_GIVEN EXERCISE_: Repeat the entire listing exactly.

_Records from a dataset_:
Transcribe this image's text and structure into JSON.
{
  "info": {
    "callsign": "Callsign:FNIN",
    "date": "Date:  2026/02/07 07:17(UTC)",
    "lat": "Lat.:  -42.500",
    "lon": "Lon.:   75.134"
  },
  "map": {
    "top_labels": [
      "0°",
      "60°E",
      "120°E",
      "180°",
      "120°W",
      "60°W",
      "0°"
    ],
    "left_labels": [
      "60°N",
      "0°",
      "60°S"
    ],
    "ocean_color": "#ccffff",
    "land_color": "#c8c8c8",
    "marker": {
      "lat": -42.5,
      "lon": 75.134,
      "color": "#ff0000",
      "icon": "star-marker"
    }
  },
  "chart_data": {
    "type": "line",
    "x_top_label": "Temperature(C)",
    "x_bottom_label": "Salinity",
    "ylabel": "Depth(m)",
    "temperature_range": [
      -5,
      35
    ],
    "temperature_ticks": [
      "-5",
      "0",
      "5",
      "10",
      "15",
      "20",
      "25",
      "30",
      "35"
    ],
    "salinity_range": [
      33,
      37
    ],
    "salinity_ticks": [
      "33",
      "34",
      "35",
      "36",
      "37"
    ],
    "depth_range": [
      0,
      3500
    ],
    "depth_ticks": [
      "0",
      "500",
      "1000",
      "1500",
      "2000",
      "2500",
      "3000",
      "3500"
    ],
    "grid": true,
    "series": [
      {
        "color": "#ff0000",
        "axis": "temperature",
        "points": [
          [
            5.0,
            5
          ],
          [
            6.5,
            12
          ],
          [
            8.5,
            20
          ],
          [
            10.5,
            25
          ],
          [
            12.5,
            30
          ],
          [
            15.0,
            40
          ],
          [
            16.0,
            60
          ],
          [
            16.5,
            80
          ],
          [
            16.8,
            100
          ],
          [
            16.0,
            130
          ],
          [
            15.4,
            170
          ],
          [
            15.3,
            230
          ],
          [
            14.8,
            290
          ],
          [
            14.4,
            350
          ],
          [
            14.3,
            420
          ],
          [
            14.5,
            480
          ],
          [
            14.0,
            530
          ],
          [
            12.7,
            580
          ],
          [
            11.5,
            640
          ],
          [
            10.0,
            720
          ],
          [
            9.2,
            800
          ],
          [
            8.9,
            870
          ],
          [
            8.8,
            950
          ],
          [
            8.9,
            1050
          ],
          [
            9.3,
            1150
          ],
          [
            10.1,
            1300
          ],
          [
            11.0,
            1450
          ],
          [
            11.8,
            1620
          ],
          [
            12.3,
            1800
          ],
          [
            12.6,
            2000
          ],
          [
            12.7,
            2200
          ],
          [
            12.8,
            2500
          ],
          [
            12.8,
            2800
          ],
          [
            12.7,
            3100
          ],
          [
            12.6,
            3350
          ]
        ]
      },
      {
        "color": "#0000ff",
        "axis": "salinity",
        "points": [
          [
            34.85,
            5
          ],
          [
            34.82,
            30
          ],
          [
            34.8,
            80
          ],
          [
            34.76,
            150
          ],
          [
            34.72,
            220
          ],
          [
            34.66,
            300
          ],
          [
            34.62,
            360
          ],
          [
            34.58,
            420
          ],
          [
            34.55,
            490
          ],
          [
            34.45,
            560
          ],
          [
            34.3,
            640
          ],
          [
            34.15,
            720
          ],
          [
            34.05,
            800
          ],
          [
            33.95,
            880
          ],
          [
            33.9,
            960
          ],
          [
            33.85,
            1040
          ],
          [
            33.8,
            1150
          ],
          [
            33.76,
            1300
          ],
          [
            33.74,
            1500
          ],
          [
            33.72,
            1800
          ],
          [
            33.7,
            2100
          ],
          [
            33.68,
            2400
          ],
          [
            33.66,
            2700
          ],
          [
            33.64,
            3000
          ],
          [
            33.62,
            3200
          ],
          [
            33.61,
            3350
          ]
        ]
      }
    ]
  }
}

_THE ANSWER_:
Transcribe this image's text and structure into JSON.
{
  "info": {
    "callsign": "Callsign:FNIN",
    "date": "Date:  2026/02/07 07:17(UTC)",
    "lat": "Lat.:  -42.500",
    "lon": "Lon.:   75.134"
  },
  "map": {
    "top_labels": [
      "0°",
      "60°E",
      "120°E",
      "180°",
      "120°W",
      "60°W",
      "0°"
    ],
    "left_labels": [
      "60°N",
      "0°",
      "60°S"
    ],
    "ocean_color": "#ccffff",
    "land_color": "#c8c8c8",
    "marker": {
      "lat": -42.5,
      "lon": 75.134,
      "color": "#ff0000",
      "icon": "star-marker"
    }
  },
  "chart_data": {
    "type": "line",
    "x_top_label": "Temperature(C)",
    "x_bottom_label": "Salinity",
    "ylabel": "Depth(m)",
    "temperature_range": [
      -5,
      35
    ],
    "temperature_ticks": [
      "-5",
      "0",
      "5",
      "10",
      "15",
      "20",
      "25",
      "30",
      "35"
    ],
    "salinity_range": [
      33,
      37
    ],
    "salinity_ticks": [
      "33",
      "34",
      "35",
      "36",
      "37"
    ],
    "depth_range": [
      0,
      3500
    ],
    "depth_ticks": [
      "0",
      "500",
      "1000",
      "1500",
      "2000",
      "2500",
      "3000",
      "3500"
    ],
    "grid": true,
    "series": [
      {
        "color": "#ff0000",
        "axis": "temperature",
        "points": [
          [
            5.0,
            5
          ],
          [
            6.5,
            12
          ],
          [
            8.5,
            20
          ],
          [
            10.5,
            25
          ],
          [
            12.5,
            30
          ],
          [
            15.0,
            40
          ],
          [
            16.0,
            60
          ],
          [
            16.5,
            80
          ],
          [
            16.8,
            100
          ],
          [
            16.0,
            130
          ],
          [
            15.4,
            170
          ],
          [
            15.3,
            230
          ],
          [
            14.8,
            290
          ],
          [
            14.4,
            350
          ],
          [
            14.3,
            420
          ],
          [
            14.5,
            480
          ],
          [
            14.0,
            530
          ],
          [
            12.7,
            580
          ],
          [
            11.5,
            640
          ],
          [
            10.0,
            720
          ],
          [
            9.2,
            800
          ],
          [
            8.9,
            870
          ],
          [
            8.8,
            950
          ],
          [
            8.9,
            1050
          ],
          [
            9.3,
            1150
          ],
          [
            10.1,
            1300
          ],
          [
            11.0,
            1450
          ],
          [
            11.8,
            1620
          ],
          [
            12.3,
            1800
          ],
          [
            12.6,
            2000
          ],
          [
            12.7,
            2200
          ],
          [
            12.8,
            2500
          ],
          [
            12.8,
            2800
          ],
          [
            12.7,
            3100
          ],
          [
            12.6,
            3350
          ]
        ]
      },
      {
        "color": "#0000ff",
        "axis": "salinity",
        "points": [
          [
            34.85,
            5
          ],
          [
            34.82,
            30
          ],
          [
            34.8,
            80
          ],
          [
            34.76,
            150
          ],
          [
            34.72,
            220
          ],
          [
            34.66,
            300
          ],
          [
            34.62,
            360
          ],
          [
            34.58,
            420
          ],
          [
            34.55,
            490
          ],
          [
            34.45,
            560
          ],
          [
            34.3,
            640
          ],
          [
            34.15,
            720
          ],
          [
            34.05,
            800
          ],
          [
            33.95,
            880
          ],
          [
            33.9,
            960
          ],
          [
            33.85,
            1040
          ],
          [
            33.8,
            1150
          ],
          [
            33.76,
            1300
          ],
          [
            33.74,
            1500
          ],
          [
            33.72,
            1800
          ],
          [
            33.7,
            2100
          ],
          [
            33.68,
            2400
          ],
          [
            33.66,
            2700
          ],
          [
            33.64,
            3000
          ],
          [
            33.62,
            3200
          ],
          [
            33.61,
            3350
          ]
        ]
      }
    ]
  }
}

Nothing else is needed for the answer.